**WHAT YOU NEED TO DO:**
Omit the pictures from the entries below and retype everything else exactly.

**DATA SUPPLIED:**

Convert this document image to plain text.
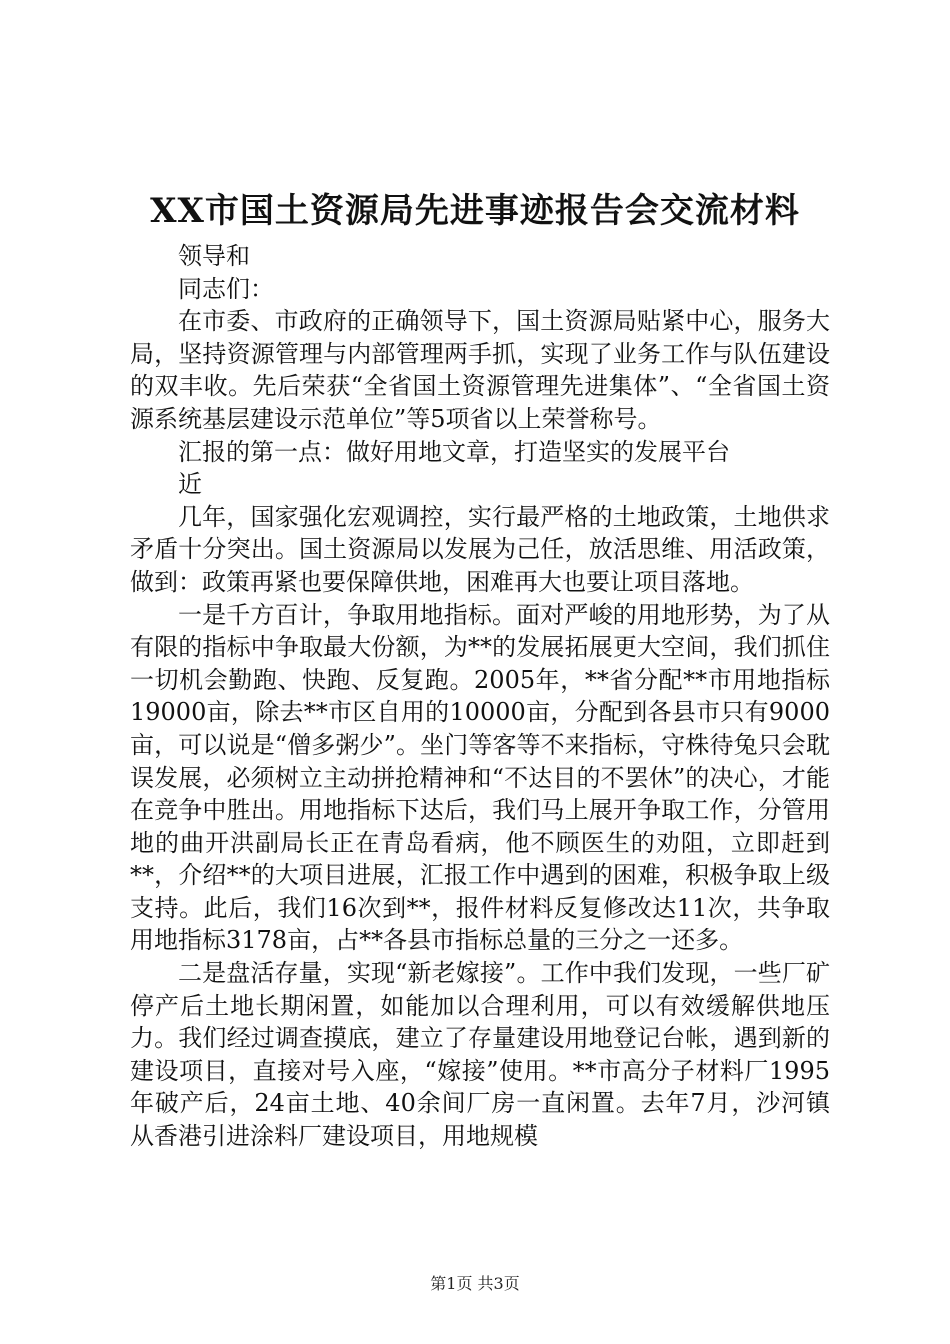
XX市国土资源局先进事迹报告会交流材料

领导和

同志们：

在市委、市政府的正确领导下，国土资源局贴紧中心，服务大局，坚持资源管理与内部管理两手抓，实现了业务工作与队伍建设的双丰收。先后荣获“全省国土资源管理先进集体”、“全省国土资源系统基层建设示范单位”等5项省以上荣誉称号。

汇报的第一点：做好用地文章，打造坚实的发展平台

近

几年，国家强化宏观调控，实行最严格的土地政策，土地供求矛盾十分突出。国土资源局以发展为己任，放活思维、用活政策，做到：政策再紧也要保障供地，困难再大也要让项目落地。

一是千方百计，争取用地指标。面对严峻的用地形势，为了从有限的指标中争取最大份额，为**的发展拓展更大空间，我们抓住一切机会勤跑、快跑、反复跑。2005年，**省分配**市用地指标19000亩，除去**市区自用的10000亩，分配到各县市只有9000亩，可以说是“僧多粥少”。坐门等客等不来指标，守株待兔只会耽误发展，必须树立主动拼抢精神和“不达目的不罢休”的决心，才能在竞争中胜出。用地指标下达后，我们马上展开争取工作，分管用地的曲开洪副局长正在青岛看病，他不顾医生的劝阻，立即赶到**，介绍**的大项目进展，汇报工作中遇到的困难，积极争取上级支持。此后，我们16次到**，报件材料反复修改达11次，共争取用地指标3178亩，占**各县市指标总量的三分之一还多。

二是盘活存量，实现“新老嫁接”。工作中我们发现，一些厂矿停产后土地长期闲置，如能加以合理利用，可以有效缓解供地压力。我们经过调查摸底，建立了存量建设用地登记台帐，遇到新的建设项目，直接对号入座，“嫁接”使用。**市高分子材料厂1995年破产后，24亩土地、40余间厂房一直闲置。去年7月，沙河镇从香港引进涂料厂建设项目，用地规模

第1页 共3页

**OUTPUT:**
Convert this document image to plain text.
XX市国土资源局先进事迹报告会交流材料

领导和

同志们：

在市委、市政府的正确领导下，国土资源局贴紧中心，服务大局，坚持资源管理与内部管理两手抓，实现了业务工作与队伍建设的双丰收。先后荣获“全省国土资源管理先进集体”、“全省国土资源系统基层建设示范单位”等5项省以上荣誉称号。

汇报的第一点：做好用地文章，打造坚实的发展平台

近

几年，国家强化宏观调控，实行最严格的土地政策，土地供求矛盾十分突出。国土资源局以发展为己任，放活思维、用活政策，做到：政策再紧也要保障供地，困难再大也要让项目落地。

一是千方百计，争取用地指标。面对严峻的用地形势，为了从有限的指标中争取最大份额，为**的发展拓展更大空间，我们抓住一切机会勤跑、快跑、反复跑。2005年，**省分配**市用地指标19000亩，除去**市区自用的10000亩，分配到各县市只有9000亩，可以说是“僧多粥少”。坐门等客等不来指标，守株待兔只会耽误发展，必须树立主动拼抢精神和“不达目的不罢休”的决心，才能在竞争中胜出。用地指标下达后，我们马上展开争取工作，分管用地的曲开洪副局长正在青岛看病，他不顾医生的劝阻，立即赶到**，介绍**的大项目进展，汇报工作中遇到的困难，积极争取上级支持。此后，我们16次到**，报件材料反复修改达11次，共争取用地指标3178亩，占**各县市指标总量的三分之一还多。

二是盘活存量，实现“新老嫁接”。工作中我们发现，一些厂矿停产后土地长期闲置，如能加以合理利用，可以有效缓解供地压力。我们经过调查摸底，建立了存量建设用地登记台帐，遇到新的建设项目，直接对号入座，“嫁接”使用。**市高分子材料厂1995年破产后，24亩土地、40余间厂房一直闲置。去年7月，沙河镇从香港引进涂料厂建设项目，用地规模

第1页 共3页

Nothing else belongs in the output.